Exercise:
Your task is to give the number of lines in the listing that include "badge", and nothing else.

>>

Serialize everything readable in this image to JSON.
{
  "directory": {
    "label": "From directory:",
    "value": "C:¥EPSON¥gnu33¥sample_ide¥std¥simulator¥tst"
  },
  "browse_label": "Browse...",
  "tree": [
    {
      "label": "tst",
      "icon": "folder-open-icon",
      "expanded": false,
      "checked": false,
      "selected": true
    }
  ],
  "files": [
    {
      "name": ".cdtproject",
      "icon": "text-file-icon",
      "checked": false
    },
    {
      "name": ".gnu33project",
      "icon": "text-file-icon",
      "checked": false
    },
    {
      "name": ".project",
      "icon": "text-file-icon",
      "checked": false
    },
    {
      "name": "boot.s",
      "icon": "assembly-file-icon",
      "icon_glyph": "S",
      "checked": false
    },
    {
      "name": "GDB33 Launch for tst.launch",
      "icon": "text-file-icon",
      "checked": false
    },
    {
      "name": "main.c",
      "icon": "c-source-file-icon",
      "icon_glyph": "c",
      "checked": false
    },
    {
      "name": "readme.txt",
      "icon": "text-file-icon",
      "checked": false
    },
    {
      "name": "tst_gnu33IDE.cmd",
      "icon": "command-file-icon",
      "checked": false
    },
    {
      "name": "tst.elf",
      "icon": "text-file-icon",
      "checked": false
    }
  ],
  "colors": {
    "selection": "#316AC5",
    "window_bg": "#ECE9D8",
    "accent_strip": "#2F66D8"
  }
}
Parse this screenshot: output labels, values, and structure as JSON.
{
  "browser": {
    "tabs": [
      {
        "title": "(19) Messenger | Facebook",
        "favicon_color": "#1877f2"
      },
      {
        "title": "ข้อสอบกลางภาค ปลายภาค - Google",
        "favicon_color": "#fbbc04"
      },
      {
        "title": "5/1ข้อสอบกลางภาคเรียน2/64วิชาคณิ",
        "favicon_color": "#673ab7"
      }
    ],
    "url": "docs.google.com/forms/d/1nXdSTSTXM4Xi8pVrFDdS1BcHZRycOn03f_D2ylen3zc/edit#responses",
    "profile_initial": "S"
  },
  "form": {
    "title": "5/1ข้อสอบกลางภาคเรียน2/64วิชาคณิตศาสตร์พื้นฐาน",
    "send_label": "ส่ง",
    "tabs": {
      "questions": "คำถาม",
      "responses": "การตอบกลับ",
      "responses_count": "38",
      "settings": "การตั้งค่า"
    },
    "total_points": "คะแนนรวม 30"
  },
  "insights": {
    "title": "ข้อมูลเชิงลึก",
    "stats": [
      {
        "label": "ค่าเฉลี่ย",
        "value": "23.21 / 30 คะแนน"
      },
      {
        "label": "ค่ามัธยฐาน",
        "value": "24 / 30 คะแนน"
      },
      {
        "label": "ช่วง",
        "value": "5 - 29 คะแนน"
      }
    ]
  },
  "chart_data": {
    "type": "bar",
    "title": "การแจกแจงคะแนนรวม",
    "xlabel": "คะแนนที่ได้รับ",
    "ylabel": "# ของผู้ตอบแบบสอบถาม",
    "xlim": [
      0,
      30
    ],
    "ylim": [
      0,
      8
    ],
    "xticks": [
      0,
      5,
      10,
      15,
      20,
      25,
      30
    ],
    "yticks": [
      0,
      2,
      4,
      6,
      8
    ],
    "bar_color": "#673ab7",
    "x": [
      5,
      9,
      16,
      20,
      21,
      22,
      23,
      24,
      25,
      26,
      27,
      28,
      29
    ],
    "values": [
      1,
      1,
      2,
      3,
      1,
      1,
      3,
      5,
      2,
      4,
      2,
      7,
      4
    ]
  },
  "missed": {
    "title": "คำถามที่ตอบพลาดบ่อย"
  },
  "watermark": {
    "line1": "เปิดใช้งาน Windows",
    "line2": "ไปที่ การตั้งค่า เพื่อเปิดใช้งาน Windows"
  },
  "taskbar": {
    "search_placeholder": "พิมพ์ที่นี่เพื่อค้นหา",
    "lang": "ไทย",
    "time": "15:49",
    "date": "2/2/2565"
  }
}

<<
>>

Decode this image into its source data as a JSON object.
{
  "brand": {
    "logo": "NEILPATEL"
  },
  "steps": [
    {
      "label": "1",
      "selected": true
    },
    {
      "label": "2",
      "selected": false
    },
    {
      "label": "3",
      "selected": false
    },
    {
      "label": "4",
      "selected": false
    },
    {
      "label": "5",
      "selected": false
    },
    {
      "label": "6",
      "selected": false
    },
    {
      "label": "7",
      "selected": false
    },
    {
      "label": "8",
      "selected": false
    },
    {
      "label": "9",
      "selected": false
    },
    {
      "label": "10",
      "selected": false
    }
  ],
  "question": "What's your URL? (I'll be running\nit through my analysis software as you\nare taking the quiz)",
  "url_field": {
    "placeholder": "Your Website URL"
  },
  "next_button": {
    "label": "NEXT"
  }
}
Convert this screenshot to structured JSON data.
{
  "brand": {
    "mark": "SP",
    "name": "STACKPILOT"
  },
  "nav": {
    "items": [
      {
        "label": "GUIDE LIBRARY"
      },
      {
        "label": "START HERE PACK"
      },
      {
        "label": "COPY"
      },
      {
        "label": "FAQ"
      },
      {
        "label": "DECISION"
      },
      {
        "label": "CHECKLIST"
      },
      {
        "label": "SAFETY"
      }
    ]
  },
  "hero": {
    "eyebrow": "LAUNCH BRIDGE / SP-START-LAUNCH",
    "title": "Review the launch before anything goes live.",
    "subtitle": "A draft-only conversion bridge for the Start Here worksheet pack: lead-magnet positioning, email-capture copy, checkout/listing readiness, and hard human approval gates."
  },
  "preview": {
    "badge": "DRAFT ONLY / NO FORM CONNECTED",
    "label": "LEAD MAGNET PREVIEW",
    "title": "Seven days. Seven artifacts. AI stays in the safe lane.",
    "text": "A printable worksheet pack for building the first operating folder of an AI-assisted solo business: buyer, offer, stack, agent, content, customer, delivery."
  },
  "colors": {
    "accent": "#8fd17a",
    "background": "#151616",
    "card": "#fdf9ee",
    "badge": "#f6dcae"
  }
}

<<

Solution to this problem:
2